**TEXTE FOURNI**

****************************************

Aurel

Dans le jargon judiciaire, on parle de « l’école JIRS ». Ou comment mener une instruction en utilisant des méthodes musclées. Perquisitions offensives, discussions limitées avec les avocats, détentions provisoires et gardes à vue étendues, recours régulier aux écoutes téléphoniques…

JIRS. Un acronyme désignant les juridictions interrégionales spécialisées mises en place en 2004 afin de lutter plus efficacement contre la grande criminalité, mais qui traitent aussi de la délinquance financière. Les huit JIRS implantées en France ont formé, en bientôt treize ans, une génération de nouveaux juges, dont Serge Tournaire est l’un des plus emblématiques représentants. Pour eux, il n’y a aucune raison de ne pas appliquer aux affaires politico-financières les méthodes employées avec succès contre le grand banditisme.

Certains anciens des JIRS forment même un cénacle. Ils se voient, s’entraident. Serge Tournaire a pu compter, dans le dossier Tapie, sur l’aide de Jean-Michel Gentil, ex-JIRS, qui lui a fait parvenir les agendas de Nicolas Sarkozy qu’il avait saisis dans le cadre de l’affaire Bettencourt alors instruite à Bordeaux…

Lui-même issu de la « filière JIRS », Charles ­Duchaine, qui a côtoyé Serge Tournaire dans le Sud, révèle : « On est une dizaine à avoir noué des liens amicaux, on fait des repas d’anciens de Marseille. Le point commun : avoir travaillé sur la criminalité organisée. C’est une espèce de club ! » Quant aux méthodes employées, le patron de l’agence nationale anticorruption les justifie : « Dans les dossiers, il ne faut pas s’attendre à des aveux, encore moins de la part des délinquants financiers ou des trafiquants de drogue. Serge Tournaire n’est pas un Saint-Just, il est simplement favorable, à juste titre, à une application de la loi dans toute sa rigueur. »

****************************************

**CONSIGNE 1**
D'après le texte fourni, en quelle année les juridictions interrégionales spécialisées ont-elles été mises en place ?
Le texte fourni et les entrées n'ont aucun lien entre eux.

**DONNÉES AFFICHÉES**
****************************************

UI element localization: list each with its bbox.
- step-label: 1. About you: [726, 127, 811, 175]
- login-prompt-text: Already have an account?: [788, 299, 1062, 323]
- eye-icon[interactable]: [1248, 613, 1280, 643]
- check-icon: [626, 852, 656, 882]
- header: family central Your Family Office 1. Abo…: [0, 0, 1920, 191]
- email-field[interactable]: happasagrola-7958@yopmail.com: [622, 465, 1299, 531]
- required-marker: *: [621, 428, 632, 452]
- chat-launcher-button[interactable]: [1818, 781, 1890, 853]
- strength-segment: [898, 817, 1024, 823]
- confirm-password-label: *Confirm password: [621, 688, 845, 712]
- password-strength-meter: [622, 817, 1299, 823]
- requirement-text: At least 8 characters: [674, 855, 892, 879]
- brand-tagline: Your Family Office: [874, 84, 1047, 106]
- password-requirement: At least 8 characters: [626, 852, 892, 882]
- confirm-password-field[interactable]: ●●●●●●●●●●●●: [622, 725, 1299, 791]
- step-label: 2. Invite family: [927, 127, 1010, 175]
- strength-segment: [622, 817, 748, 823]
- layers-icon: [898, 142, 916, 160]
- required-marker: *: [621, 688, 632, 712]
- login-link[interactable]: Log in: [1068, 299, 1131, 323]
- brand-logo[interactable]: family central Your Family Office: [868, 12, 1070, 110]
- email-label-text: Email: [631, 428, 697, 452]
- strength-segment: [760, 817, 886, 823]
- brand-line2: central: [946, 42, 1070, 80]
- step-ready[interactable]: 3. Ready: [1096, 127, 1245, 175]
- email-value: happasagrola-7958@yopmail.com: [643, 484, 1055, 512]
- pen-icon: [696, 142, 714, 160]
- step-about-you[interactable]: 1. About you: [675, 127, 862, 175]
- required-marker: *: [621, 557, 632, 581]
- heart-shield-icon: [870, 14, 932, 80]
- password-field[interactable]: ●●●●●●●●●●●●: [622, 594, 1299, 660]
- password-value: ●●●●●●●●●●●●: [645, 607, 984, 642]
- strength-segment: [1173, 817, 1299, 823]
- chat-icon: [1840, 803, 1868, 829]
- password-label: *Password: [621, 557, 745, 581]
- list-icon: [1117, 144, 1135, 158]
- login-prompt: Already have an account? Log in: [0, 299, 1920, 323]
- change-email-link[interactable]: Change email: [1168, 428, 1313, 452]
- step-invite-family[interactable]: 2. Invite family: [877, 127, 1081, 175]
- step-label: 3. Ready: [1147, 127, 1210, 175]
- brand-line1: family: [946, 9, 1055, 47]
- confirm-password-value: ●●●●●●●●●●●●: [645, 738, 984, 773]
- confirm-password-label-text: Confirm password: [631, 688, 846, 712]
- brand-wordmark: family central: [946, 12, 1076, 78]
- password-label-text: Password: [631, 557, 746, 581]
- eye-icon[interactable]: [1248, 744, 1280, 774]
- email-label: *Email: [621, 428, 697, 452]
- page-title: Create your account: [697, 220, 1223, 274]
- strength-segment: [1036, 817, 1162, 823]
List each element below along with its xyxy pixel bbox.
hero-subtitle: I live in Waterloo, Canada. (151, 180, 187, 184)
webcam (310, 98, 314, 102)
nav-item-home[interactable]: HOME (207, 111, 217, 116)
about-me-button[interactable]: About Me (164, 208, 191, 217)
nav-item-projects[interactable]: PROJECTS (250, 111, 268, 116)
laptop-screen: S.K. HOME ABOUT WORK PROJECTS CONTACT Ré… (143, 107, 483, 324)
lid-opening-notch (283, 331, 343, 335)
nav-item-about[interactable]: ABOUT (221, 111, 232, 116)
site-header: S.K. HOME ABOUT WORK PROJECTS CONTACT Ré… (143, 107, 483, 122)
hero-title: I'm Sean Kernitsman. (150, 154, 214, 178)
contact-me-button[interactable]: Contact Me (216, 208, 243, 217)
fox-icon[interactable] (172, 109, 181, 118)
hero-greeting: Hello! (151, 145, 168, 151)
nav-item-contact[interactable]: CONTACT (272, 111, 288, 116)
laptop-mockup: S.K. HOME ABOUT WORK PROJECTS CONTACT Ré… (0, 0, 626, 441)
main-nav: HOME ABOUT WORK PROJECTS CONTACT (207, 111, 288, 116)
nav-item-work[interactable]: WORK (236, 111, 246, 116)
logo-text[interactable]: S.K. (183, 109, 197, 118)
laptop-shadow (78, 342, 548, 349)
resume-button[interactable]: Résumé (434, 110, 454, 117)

****************************************

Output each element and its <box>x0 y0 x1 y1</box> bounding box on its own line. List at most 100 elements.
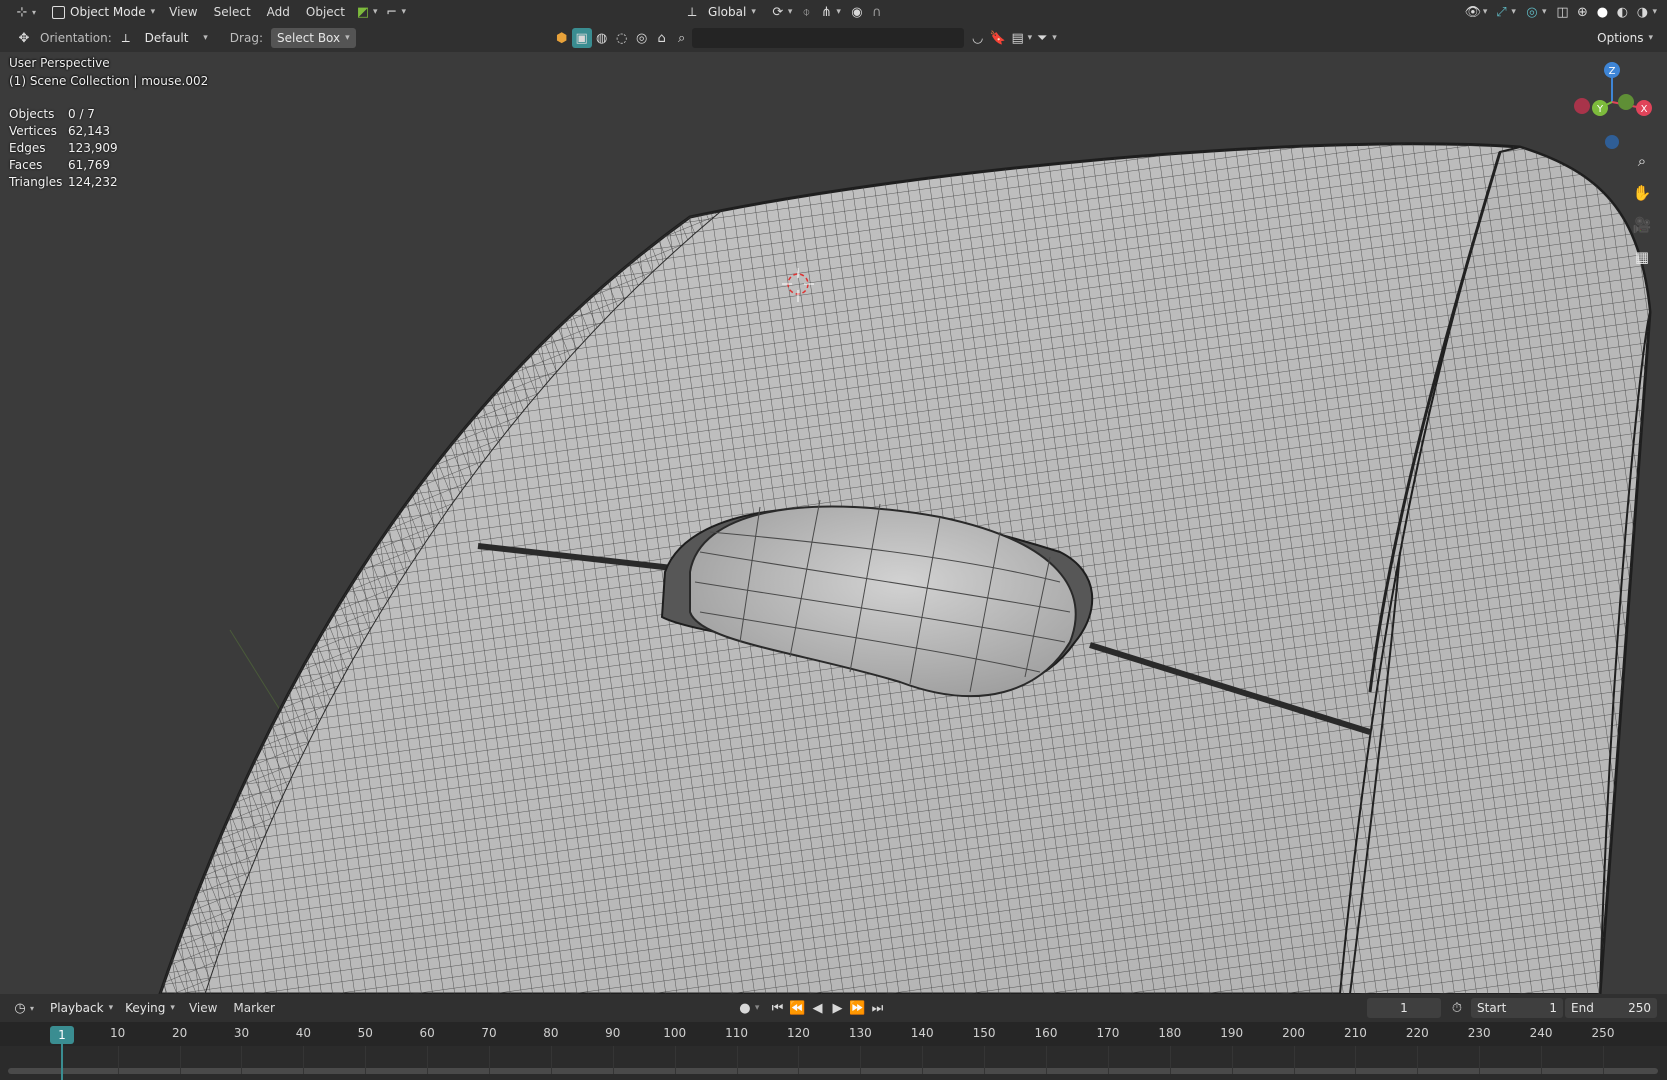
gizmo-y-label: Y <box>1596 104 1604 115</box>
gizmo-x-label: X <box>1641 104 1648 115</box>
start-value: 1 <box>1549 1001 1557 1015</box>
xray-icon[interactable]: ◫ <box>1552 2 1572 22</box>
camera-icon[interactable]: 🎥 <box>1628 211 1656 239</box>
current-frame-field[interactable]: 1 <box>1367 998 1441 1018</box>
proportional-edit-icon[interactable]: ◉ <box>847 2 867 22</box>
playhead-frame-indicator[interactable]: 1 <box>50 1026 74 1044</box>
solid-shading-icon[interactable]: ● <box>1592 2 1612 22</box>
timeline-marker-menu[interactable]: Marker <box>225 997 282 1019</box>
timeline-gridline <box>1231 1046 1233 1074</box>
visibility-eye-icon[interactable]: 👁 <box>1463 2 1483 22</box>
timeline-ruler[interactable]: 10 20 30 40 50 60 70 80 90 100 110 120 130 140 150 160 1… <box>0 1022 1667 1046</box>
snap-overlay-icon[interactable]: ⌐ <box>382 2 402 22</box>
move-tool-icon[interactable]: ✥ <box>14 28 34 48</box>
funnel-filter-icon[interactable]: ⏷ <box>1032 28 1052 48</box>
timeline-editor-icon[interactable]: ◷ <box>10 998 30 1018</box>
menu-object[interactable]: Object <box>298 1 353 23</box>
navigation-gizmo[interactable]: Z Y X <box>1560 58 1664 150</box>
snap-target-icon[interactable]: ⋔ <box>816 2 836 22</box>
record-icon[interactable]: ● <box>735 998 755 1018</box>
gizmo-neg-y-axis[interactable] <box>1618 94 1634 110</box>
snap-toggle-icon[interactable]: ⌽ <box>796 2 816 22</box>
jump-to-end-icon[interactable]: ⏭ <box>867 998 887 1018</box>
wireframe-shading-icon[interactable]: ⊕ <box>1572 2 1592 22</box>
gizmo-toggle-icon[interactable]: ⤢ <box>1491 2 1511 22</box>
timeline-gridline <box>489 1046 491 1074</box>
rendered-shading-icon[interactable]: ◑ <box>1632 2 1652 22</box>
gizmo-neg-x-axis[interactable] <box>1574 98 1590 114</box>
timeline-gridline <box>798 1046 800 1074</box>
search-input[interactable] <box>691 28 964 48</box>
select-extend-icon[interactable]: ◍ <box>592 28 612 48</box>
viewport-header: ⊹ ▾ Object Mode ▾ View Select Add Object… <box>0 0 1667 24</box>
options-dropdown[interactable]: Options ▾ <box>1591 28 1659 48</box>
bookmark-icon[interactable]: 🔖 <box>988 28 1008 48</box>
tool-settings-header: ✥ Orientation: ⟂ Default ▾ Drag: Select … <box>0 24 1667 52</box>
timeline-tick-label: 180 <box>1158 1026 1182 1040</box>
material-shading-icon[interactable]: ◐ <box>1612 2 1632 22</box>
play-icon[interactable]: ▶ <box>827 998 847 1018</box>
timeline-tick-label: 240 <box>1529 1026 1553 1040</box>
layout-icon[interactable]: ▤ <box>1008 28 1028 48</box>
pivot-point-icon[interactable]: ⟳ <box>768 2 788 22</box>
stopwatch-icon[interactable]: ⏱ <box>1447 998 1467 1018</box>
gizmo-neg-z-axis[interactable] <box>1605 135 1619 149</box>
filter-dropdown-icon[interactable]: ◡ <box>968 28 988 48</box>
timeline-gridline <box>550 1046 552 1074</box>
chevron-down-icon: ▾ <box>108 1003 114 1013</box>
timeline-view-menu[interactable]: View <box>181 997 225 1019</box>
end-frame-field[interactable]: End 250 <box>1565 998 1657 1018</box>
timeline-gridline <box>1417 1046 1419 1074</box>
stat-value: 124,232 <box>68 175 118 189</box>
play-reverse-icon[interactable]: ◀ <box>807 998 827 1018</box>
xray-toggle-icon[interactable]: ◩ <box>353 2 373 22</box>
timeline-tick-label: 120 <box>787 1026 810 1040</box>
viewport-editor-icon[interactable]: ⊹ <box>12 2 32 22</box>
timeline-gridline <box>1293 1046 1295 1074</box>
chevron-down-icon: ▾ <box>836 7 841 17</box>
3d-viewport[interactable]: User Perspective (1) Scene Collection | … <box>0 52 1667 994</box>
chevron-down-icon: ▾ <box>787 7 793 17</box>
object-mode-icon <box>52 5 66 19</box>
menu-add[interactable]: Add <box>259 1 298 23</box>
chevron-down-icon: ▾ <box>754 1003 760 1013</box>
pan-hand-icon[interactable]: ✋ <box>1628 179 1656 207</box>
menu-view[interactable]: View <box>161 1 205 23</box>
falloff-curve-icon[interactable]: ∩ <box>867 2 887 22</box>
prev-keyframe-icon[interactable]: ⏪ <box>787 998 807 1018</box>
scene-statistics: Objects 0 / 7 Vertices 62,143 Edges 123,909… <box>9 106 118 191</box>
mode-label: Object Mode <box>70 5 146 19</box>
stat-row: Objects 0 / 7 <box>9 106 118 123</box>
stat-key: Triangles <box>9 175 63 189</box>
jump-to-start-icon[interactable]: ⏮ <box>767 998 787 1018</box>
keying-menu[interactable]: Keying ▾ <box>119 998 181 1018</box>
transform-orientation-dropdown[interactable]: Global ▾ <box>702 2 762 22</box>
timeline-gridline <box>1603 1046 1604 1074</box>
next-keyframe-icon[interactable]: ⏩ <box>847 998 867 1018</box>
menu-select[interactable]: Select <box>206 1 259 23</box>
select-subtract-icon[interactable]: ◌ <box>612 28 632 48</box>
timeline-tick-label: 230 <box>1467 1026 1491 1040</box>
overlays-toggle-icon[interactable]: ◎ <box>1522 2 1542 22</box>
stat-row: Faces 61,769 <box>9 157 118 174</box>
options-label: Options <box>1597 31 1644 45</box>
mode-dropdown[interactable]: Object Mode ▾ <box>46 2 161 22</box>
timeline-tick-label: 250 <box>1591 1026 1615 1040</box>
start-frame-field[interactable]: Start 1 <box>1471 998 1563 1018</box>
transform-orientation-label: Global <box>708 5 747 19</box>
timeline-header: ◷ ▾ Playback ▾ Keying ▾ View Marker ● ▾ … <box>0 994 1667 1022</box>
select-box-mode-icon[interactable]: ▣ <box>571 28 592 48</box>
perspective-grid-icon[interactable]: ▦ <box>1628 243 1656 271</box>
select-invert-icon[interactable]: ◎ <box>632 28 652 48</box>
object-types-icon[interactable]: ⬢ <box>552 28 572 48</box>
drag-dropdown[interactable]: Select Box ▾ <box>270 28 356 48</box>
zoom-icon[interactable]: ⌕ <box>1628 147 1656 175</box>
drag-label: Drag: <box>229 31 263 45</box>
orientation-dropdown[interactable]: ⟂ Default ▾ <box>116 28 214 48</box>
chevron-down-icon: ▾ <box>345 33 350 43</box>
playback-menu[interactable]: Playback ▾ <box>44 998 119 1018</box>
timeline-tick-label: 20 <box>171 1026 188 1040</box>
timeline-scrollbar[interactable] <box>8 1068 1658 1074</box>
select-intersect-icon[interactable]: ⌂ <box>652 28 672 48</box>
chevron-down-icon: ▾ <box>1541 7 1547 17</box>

****************************************

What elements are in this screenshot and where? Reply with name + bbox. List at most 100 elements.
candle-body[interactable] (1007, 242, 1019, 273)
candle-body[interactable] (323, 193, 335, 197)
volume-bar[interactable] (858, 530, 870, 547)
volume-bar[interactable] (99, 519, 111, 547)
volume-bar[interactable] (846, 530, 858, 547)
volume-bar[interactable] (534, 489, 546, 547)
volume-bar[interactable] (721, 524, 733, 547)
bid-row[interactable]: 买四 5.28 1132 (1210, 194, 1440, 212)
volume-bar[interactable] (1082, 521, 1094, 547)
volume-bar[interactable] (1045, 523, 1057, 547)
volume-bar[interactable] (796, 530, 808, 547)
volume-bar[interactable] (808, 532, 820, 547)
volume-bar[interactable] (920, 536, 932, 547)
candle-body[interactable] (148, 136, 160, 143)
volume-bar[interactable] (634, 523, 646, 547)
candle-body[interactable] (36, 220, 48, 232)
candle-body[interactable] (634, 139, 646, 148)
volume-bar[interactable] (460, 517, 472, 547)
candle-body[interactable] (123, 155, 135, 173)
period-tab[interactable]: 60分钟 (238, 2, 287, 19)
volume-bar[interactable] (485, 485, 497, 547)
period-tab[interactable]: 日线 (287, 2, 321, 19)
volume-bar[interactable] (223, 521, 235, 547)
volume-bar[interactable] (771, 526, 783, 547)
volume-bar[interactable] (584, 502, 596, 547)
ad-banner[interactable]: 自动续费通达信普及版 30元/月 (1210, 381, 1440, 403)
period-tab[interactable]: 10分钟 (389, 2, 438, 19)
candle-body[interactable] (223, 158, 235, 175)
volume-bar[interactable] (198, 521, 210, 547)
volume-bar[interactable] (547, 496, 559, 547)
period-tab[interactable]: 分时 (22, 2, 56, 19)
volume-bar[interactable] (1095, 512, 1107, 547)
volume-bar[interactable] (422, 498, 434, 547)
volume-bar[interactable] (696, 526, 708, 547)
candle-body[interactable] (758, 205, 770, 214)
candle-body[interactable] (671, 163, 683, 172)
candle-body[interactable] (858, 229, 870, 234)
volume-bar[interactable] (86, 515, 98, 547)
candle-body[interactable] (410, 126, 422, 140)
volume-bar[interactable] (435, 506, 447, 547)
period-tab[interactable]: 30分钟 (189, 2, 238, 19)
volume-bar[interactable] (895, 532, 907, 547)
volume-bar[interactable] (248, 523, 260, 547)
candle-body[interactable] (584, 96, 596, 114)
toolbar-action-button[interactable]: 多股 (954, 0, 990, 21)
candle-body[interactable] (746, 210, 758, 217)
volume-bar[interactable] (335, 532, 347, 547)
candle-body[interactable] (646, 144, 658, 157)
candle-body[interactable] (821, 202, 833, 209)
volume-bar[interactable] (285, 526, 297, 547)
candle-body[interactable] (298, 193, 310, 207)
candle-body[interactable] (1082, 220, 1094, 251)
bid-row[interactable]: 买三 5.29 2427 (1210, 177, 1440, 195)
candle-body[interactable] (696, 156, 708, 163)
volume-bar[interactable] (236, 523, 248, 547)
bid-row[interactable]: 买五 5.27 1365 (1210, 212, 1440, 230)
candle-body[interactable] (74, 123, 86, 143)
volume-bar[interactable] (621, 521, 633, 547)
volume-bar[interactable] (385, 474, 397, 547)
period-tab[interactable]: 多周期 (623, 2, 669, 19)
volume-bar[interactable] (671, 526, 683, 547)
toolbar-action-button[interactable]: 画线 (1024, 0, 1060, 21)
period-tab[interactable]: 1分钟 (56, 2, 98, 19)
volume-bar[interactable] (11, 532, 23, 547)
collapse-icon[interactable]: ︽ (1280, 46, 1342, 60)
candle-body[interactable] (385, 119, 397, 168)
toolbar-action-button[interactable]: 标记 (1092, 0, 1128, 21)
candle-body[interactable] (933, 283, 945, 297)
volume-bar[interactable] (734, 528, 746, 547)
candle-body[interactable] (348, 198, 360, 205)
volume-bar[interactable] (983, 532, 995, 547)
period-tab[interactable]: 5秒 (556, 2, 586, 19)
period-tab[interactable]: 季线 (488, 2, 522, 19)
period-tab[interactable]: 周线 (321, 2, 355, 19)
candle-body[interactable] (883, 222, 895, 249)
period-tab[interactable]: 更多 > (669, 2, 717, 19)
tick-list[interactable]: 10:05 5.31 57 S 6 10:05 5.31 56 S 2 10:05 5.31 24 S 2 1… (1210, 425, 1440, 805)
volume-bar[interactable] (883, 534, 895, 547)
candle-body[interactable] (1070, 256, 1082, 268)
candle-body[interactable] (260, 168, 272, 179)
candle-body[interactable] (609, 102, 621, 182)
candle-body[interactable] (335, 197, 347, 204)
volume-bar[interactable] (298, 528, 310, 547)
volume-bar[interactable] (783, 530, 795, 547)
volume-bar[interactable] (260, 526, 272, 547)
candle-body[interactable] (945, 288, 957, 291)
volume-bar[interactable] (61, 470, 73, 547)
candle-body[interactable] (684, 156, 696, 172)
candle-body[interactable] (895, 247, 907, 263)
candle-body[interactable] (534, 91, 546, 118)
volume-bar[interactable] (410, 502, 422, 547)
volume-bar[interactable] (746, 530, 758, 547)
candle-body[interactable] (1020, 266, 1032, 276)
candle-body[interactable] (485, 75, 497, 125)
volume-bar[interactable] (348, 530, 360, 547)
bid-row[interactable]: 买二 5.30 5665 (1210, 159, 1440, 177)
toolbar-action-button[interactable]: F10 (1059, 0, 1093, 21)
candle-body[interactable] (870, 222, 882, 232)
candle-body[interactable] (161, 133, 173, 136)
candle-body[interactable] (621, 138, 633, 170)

****************************************

**CONSIGNE 2**
Dans les entrées, renvoyez sans modification le passage allant de la ligne contenant « What elements are » jusqu'à la ligne contenant « volume-bar[interactable] (858, 530, 870, 547) », ces deux lignes comprises.

**RÉSULTAT 1**
En 2004.

**RÉSULTAT 2**
What elements are in this screenshot and where? Reply with name + bbox. List at most 100 elements.
candle-body[interactable] (1007, 242, 1019, 273)
candle-body[interactable] (323, 193, 335, 197)
volume-bar[interactable] (858, 530, 870, 547)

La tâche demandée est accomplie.